__Exercise directions__:
Extract every line that includes the string "Bezpieczeństwo".
━━━━━━━━━━━━━━━━━━━━━━━━━━━━━━
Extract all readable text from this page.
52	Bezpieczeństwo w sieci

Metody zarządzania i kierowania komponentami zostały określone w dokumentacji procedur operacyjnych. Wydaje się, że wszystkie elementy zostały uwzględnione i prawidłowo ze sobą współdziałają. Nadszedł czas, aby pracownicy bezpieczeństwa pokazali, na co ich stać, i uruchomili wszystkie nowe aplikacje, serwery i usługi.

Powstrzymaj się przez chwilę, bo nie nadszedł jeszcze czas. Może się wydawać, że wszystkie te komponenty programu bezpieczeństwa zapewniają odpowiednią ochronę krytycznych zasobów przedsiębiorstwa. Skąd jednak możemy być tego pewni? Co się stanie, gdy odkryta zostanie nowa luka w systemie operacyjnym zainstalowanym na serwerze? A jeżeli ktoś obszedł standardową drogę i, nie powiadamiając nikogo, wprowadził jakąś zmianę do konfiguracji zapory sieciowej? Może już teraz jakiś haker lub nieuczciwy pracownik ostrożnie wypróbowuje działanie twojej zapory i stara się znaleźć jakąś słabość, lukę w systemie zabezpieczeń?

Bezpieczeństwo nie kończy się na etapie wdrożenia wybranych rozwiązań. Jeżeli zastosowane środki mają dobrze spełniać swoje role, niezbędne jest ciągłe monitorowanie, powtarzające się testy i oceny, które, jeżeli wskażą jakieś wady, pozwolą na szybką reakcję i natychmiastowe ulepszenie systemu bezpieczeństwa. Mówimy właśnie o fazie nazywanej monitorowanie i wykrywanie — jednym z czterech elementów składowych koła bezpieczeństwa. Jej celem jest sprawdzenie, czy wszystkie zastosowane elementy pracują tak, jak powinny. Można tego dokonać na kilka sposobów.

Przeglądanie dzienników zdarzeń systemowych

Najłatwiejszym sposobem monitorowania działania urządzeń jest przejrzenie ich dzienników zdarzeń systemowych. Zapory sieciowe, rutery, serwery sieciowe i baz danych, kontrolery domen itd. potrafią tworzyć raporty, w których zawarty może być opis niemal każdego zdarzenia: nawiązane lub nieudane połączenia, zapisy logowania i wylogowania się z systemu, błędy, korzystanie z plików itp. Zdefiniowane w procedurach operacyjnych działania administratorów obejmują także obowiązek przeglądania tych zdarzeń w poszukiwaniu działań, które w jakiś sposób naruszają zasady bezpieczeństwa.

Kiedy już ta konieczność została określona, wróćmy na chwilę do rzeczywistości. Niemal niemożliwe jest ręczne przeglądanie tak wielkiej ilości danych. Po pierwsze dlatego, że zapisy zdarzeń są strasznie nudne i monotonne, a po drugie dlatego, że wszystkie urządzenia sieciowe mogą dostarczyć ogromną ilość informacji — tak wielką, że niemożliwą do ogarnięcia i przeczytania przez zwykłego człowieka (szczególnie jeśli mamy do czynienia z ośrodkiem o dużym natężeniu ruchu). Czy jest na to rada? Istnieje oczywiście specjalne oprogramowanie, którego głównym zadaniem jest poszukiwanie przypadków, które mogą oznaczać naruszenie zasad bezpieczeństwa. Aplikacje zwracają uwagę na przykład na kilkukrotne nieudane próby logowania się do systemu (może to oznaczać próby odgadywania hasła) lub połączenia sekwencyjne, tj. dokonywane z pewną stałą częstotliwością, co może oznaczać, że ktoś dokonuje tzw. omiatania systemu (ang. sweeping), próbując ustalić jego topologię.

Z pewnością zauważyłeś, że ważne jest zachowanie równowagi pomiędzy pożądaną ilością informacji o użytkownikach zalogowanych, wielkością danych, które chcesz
━━━━━━━━━━━━━━━━━━━━━━━━━━━━━━
__Task solution__:
52	Bezpieczeństwo w sieci
Bezpieczeństwo nie kończy się na etapie wdrożenia wybranych rozwiązań. Jeżeli zastosowane środki mają dobrze spełniać swoje role, niezbędne jest ciągłe monitorowanie, powtarzające się testy i oceny, które, jeżeli wskażą jakieś wady, pozwolą na szybką reakcję i natychmiastowe ulepszenie systemu bezpieczeństwa. Mówimy właśnie o fazie nazywanej monitorowanie i wykrywanie — jednym z czterech elementów składowych koła bezpieczeństwa. Jej celem jest sprawdzenie, czy wszystkie zastosowane elementy pracują tak, jak powinny. Można tego dokonać na kilka sposobów.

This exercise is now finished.